── Dokumen Sumber ──

Jumat, 13 Desember 2013

SAAT SANTRI MENERABAS TRADISI



Judul Buku: Berguru ke Kiai Bule, Serba-serbi Kehidupan Santri di Barat
Penulis: Sumanto Al Qurtuby, dkk.
Penerbit: Noura Books, Jakarta
Edisi: Januari 2013
Tebal: xliv+275 halaman
Peresensi: Ngainun Naim
 
Buku Berguru ke Kiai Bule
Jika disebut kata “santri”, umumnya orang membayangkan sebagai pelajar yang tinggal di pesantren dengan segala kesederhanaannya. Santri dan pesantren umumnya diidentikkan dengan tradisionalitas. Implikasinya, dunia pesantren adalah dunia unik yang kerap ketinggalan zaman. Kesan semacam ini sebenarnya tidak salah. Realitas sosial dunia pesantren memang menjadi salah satu faktor lahirnya penilaian semacam itu. Dunia pesantren sendiri juga tidak banyak mempermasalahkannya.

───
── Data yang Ditampilkan ──

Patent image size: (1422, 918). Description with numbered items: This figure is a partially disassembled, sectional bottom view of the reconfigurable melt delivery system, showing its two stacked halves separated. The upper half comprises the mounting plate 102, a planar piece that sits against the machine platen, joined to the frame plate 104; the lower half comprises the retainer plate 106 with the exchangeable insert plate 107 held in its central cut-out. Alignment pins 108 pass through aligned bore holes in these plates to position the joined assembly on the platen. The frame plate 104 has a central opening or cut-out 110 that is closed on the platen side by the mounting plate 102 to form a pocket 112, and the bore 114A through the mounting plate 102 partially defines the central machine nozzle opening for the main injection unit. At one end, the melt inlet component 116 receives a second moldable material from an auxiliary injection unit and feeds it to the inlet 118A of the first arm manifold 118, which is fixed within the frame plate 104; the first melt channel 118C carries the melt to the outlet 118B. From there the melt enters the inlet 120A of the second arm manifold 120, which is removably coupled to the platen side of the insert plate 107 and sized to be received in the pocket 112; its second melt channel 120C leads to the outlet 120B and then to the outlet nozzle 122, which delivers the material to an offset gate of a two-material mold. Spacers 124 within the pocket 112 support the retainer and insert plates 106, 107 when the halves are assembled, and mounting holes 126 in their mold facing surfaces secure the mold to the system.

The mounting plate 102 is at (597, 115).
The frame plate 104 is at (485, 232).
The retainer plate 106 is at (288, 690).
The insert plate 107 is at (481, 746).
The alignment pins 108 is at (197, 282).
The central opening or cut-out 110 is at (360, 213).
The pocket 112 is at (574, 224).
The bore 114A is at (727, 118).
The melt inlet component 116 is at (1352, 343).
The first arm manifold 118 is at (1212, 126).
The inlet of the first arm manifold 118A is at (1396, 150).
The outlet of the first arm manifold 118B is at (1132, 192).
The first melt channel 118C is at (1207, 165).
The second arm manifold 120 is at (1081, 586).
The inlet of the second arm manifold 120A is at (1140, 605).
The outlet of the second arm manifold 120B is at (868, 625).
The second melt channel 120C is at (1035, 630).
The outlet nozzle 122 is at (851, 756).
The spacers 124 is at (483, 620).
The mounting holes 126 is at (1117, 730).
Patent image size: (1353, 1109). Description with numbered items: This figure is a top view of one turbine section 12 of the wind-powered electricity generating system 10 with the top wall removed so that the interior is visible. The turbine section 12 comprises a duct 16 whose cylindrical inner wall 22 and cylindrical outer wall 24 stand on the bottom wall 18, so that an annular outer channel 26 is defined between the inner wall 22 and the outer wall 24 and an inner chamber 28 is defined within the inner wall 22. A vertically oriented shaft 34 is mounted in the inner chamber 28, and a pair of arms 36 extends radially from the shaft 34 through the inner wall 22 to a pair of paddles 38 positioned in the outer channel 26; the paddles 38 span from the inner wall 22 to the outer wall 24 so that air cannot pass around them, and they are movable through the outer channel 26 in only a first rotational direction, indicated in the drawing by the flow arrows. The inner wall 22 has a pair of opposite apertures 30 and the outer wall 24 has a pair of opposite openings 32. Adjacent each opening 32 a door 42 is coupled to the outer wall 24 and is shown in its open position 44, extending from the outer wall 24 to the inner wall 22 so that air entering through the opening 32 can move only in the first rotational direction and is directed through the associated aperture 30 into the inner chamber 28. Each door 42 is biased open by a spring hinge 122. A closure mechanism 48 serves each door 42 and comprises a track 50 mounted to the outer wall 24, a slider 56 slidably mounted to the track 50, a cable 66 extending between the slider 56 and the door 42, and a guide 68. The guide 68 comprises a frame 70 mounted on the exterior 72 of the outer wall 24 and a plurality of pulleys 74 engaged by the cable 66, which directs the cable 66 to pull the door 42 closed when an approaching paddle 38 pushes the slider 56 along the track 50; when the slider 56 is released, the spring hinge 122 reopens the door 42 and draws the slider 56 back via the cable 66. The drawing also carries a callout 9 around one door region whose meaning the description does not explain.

───

**Ketentuan Latihan**
- A) Sebutkan setiap keterangan identitas buku yang tercantum dalam resensi buku tentang kehidupan santri di Barat, lengkap dengan isinya.
- B) Teruskan resensi buku tentang kehidupan santri di Barat, dimulai setelah kalimat terakhir yang tertulis.

**Hasil Tiap Tugas**
- A)
- Judul Buku: Berguru ke Kiai Bule, Serba-serbi Kehidupan Santri di Barat
- Penulis: Sumanto Al Qurtuby, dkk.
- Penerbit: Noura Books, Jakarta
- Edisi: Januari 2013
- Tebal: xliv+275 halaman
- Peresensi: Ngainun Naim

- B)
Tetapi kesan semacam ini tidak lagi sepenuhnya benar. Dunia pesantren dan kaum santri sudah berkembang teramat pesat. Kini jangan lagi Anda bayangkan santri hanya di dunia pesantren saja. Santri sekarang ini tidak hanya ada di pesantren saja, tetapi telah melebarkan sayapnya ke dunia yang jauh lebih luas. Mereka menembus ruang-ruang kuliah seantero dunia. Bidang ilmu yang dikaji pun tidak hanya hal-ikhwal ilmu agama, tetapi juga ilmu-ilmu lain dalam disiplin yang sangat luas.
Santri zaman sekarang telah mengalami transformasi. Akses untuk mengenyam pendidikan ke luar negeri pasca tumbangnya rezim Orde Baru membuat kalangan santri masuk menerabas iklim kompetisi yang ketat. Dan terbukti, tidak sedikit kalangan santri yang masuk menerobos berbagai universitas di dunia.
Jika selama ini santri lekat dengan stigma negatif, seperti eksklusif, ketinggalan zaman, doktriner, dan berbagai stigma negatif lainnya, kini stigma itu sedikit atau banyak terkoreksi oleh fakta. Buku ini merupakan bukti tentang perubahan stigma santri tersebut. Bahkan bisa dikatakan jika buku ini mementahkan berbagai stigma negatif yang kerap dialamatkan kepada kaum sarungan tersebut.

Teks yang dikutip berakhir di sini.